[Dataset records]

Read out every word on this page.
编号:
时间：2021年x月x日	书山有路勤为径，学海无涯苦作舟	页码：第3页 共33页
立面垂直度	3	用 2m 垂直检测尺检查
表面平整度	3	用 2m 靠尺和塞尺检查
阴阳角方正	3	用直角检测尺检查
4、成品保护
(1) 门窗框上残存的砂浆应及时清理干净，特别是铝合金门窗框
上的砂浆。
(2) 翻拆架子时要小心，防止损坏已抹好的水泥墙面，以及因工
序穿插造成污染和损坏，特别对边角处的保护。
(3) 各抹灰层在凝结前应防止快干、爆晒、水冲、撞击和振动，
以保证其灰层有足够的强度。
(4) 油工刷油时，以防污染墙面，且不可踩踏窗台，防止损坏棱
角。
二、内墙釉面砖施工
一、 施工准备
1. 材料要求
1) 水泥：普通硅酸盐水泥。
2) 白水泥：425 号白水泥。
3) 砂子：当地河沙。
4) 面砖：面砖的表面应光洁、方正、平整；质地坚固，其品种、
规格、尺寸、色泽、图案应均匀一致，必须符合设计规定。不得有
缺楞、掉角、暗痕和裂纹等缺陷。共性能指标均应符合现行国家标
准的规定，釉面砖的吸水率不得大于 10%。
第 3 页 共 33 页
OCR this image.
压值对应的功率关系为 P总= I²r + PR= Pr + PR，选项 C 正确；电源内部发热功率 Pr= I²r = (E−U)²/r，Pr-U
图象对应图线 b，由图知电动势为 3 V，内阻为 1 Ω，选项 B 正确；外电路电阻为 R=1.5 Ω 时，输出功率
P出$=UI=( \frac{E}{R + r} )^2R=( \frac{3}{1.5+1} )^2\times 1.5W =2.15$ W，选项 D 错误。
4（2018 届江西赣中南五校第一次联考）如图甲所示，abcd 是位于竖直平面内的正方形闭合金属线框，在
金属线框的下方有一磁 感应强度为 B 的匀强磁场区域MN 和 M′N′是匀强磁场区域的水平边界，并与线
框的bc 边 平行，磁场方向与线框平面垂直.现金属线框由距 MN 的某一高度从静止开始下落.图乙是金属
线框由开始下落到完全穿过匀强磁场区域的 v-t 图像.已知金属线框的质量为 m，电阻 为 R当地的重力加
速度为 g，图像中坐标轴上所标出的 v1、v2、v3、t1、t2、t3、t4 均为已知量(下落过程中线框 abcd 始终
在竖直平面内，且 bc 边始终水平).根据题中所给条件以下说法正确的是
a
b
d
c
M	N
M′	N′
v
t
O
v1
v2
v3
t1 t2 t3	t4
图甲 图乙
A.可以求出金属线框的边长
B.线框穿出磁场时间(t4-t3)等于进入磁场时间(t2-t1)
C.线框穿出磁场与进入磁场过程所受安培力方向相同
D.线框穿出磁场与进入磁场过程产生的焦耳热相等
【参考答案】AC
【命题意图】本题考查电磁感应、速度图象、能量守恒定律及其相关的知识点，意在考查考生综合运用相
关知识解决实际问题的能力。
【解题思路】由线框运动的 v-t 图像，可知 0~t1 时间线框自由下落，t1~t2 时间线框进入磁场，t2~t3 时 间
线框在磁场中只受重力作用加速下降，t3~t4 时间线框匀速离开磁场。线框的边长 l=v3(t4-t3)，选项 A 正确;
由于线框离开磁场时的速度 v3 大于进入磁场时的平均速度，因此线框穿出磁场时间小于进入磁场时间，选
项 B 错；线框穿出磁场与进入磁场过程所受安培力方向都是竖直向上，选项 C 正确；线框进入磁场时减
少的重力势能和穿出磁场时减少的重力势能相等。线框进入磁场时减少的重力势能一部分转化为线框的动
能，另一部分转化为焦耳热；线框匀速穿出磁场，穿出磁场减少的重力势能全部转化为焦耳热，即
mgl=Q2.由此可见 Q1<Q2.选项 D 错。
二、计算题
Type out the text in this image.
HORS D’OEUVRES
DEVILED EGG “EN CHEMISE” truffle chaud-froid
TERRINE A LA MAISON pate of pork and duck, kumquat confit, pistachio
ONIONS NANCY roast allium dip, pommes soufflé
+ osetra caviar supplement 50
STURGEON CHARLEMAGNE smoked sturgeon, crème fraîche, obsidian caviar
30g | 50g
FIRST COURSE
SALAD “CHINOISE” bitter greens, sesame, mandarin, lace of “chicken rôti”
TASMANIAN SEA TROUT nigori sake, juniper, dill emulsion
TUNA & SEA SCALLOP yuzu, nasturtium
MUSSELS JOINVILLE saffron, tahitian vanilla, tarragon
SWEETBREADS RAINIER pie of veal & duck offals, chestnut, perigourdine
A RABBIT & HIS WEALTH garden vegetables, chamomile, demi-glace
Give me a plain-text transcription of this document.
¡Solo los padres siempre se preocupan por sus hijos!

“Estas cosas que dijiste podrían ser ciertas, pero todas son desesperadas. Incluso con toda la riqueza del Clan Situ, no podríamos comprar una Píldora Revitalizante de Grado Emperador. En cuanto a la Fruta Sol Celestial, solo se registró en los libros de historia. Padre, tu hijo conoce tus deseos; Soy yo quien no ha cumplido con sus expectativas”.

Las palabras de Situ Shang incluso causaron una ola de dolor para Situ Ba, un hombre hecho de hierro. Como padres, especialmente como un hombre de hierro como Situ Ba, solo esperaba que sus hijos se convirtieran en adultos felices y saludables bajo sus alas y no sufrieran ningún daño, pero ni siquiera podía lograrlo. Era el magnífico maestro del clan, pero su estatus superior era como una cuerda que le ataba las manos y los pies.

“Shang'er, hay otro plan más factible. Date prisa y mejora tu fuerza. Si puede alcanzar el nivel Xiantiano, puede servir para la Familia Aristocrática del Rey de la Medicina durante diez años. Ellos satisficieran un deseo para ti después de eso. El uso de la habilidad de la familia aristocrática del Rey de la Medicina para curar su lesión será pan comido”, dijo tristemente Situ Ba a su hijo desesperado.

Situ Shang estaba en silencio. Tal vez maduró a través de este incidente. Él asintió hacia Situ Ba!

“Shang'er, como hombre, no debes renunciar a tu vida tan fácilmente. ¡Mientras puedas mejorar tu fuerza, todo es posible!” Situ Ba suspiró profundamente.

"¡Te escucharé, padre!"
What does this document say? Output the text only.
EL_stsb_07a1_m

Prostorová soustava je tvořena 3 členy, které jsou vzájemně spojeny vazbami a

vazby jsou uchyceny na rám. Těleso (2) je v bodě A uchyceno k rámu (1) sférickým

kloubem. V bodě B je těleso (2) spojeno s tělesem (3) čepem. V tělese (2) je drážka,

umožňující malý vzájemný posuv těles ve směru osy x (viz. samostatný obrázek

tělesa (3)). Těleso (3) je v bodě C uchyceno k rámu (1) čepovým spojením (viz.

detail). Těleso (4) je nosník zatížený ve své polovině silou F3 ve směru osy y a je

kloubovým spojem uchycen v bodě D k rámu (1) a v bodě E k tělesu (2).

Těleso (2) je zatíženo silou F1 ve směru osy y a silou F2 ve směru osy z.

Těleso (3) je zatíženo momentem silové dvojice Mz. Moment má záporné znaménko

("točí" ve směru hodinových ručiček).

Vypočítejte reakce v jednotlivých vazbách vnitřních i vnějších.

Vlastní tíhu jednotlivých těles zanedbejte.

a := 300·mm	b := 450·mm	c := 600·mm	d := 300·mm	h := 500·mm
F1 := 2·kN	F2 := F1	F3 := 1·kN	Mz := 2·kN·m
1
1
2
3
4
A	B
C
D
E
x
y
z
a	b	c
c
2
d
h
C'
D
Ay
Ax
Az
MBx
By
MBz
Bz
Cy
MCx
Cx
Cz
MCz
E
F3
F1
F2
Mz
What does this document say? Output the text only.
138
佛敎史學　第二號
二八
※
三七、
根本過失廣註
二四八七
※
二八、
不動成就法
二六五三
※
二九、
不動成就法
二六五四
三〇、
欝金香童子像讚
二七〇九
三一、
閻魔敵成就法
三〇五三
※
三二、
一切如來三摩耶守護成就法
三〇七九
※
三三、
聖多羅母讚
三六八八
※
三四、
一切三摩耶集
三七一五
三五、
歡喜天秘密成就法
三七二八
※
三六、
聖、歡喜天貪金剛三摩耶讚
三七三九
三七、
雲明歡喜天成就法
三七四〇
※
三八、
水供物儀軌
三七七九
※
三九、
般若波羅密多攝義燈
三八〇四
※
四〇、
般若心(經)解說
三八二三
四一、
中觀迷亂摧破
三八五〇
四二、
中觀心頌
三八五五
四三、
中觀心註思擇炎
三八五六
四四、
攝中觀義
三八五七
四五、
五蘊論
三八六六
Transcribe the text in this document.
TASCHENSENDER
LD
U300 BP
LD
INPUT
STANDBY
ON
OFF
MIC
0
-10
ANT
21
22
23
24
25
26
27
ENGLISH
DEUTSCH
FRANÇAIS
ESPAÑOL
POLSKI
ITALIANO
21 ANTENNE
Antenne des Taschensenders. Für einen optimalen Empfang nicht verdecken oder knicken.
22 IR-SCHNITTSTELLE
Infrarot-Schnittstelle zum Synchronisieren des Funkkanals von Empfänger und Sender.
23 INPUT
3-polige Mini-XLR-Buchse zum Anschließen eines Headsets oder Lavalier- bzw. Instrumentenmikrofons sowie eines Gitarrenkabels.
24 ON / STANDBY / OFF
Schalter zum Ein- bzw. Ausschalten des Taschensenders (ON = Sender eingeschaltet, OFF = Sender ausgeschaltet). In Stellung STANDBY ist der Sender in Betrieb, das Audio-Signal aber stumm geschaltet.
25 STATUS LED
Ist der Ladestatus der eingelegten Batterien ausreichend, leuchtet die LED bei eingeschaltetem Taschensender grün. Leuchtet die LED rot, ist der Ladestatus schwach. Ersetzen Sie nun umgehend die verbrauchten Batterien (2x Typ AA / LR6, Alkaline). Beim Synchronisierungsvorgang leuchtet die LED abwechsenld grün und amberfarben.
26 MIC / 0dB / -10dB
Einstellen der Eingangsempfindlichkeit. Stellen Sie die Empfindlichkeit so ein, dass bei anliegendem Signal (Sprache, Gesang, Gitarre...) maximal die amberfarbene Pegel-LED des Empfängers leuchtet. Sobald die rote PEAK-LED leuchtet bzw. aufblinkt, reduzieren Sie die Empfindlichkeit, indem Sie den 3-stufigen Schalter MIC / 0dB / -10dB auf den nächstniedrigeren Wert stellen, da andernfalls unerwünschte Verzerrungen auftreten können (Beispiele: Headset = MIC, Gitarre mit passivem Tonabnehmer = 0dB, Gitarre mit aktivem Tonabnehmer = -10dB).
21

**Task prompt**.
Copy each line of the preceding data that contains the string "rámu".

**Solution below**.
vazby jsou uchyceny na rám. Těleso (2) je v bodě A uchyceno k rámu (1) sférickým
tělesa (3)). Těleso (3) je v bodě C uchyceno k rámu (1) čepovým spojením (viz.
kloubovým spojem uchycen v bodě D k rámu (1) a v bodě E k tělesu (2).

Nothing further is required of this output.